Erfolgsstory Obereschbach: Der lange Weg von der grünen Wiese zum attraktiven Gewerbestandort an der A 4

Rom wurde nicht an einem Tag erbaut und auch die Ausweisung neuer Flächen für Gewerbegebiete braucht einen langen Vorlauf. Dringend benötigter Raum für die Ansiedlung und Expansion von Betrieben wurde durch den Stadt-entwicklungsbetrieb AöR im kommunalen Gewerbegebiet Obereschbach geschaffen – vom Aufstellungsbeschluss des B-Plans bis zum Zieleinlauf der Vermarktung brauchte es einen Zeitraum von zehn Jahren. Dies lag nicht an der mangelnden Attraktivität des Areals – im Gegenteil: Die Flächen waren heiß begehrt und zurzeit laufen die Vertragsverhandlungen für den Verkauf der letzten Parzellen.

▸ BEREITGESTELLTE DATEN:
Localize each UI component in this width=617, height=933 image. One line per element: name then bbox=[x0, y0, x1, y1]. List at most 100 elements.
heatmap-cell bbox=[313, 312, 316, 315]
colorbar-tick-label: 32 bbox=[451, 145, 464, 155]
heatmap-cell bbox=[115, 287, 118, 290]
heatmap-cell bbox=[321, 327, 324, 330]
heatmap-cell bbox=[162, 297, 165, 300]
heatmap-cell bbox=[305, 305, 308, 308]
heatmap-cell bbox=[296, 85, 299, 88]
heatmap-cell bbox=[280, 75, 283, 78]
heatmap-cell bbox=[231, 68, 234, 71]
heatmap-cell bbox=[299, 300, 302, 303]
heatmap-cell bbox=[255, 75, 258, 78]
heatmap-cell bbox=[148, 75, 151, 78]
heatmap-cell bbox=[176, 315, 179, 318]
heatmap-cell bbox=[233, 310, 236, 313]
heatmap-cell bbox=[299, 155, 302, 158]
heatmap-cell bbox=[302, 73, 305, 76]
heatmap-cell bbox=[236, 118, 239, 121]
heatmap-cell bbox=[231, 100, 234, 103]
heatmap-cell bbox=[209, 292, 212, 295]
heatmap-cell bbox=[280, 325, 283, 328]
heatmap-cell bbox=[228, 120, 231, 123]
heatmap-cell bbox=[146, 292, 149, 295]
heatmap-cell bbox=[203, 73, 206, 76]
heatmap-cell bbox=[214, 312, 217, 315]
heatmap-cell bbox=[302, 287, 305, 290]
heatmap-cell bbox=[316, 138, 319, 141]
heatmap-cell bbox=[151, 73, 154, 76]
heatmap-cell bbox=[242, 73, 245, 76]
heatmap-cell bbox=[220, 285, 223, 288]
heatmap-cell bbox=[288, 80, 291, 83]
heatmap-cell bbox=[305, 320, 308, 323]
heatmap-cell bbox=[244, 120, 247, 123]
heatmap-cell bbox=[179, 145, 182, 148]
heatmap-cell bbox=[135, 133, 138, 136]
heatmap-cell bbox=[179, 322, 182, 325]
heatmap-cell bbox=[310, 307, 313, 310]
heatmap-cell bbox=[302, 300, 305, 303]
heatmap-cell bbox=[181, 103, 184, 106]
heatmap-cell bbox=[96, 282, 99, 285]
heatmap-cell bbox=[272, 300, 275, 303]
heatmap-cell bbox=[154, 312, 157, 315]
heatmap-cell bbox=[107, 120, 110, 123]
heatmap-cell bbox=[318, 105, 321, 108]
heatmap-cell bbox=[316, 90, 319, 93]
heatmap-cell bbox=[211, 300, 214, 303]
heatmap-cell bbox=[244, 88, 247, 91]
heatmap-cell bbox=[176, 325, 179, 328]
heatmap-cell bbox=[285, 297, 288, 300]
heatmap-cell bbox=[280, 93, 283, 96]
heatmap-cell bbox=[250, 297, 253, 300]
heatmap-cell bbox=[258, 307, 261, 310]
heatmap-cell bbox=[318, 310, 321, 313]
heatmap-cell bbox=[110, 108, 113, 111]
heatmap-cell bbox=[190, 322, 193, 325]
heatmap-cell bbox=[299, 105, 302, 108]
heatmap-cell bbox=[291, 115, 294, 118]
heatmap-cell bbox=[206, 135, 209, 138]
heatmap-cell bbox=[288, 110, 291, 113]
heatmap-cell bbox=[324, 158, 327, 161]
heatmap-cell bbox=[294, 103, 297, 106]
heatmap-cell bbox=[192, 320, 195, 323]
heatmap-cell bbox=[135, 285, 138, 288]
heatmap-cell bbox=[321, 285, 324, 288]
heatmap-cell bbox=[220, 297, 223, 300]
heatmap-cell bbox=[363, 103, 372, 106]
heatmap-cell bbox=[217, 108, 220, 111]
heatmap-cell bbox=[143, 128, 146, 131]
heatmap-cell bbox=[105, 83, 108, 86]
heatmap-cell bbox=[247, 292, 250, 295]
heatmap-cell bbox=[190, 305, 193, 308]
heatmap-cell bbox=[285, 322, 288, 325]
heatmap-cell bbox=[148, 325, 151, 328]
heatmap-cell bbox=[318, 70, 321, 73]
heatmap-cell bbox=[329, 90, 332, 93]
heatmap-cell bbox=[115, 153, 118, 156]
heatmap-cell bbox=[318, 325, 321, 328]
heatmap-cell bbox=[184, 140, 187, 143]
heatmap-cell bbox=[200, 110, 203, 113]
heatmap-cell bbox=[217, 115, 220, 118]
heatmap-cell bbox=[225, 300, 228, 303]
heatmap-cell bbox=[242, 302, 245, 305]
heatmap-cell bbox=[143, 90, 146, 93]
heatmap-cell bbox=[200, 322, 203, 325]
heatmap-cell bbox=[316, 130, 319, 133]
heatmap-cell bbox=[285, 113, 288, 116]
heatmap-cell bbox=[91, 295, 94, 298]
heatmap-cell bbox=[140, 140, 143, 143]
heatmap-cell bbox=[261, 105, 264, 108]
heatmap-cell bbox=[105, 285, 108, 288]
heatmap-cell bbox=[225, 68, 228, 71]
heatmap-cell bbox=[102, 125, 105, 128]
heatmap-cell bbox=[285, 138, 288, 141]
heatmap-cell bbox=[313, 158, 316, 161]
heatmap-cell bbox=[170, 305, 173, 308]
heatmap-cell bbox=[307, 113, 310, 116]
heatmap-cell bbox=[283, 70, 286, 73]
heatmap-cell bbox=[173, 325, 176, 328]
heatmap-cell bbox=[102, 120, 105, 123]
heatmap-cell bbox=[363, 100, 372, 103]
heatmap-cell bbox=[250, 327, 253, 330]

▸ ARBEITSAUFTRAG: Schreiben Sie aus dem Textauszug über das Gewerbegebiet Obereschbach den Teil zwischen „Erfolgsstory Obereschbach: Der“ und „der letzten Parzellen.“ wörtlich ab, beide Stellen eingeschlossen. Die Datensätze werden für die Bearbeitung nicht gebraucht.

▸ LÖSUNG:
Erfolgsstory Obereschbach: Der lange Weg von der grünen Wiese zum attraktiven Gewerbestandort an der A 4

Rom wurde nicht an einem Tag erbaut und auch die Ausweisung neuer Flächen für Gewerbegebiete braucht einen langen Vorlauf. Dringend benötigter Raum für die Ansiedlung und Expansion von Betrieben wurde durch den Stadt-entwicklungsbetrieb AöR im kommunalen Gewerbegebiet Obereschbach geschaffen – vom Aufstellungsbeschluss des B-Plans bis zum Zieleinlauf der Vermarktung brauchte es einen Zeitraum von zehn Jahren. Dies lag nicht an der mangelnden Attraktivität des Areals – im Gegenteil: Die Flächen waren heiß begehrt und zurzeit laufen die Vertragsverhandlungen für den Verkauf der letzten Parzellen.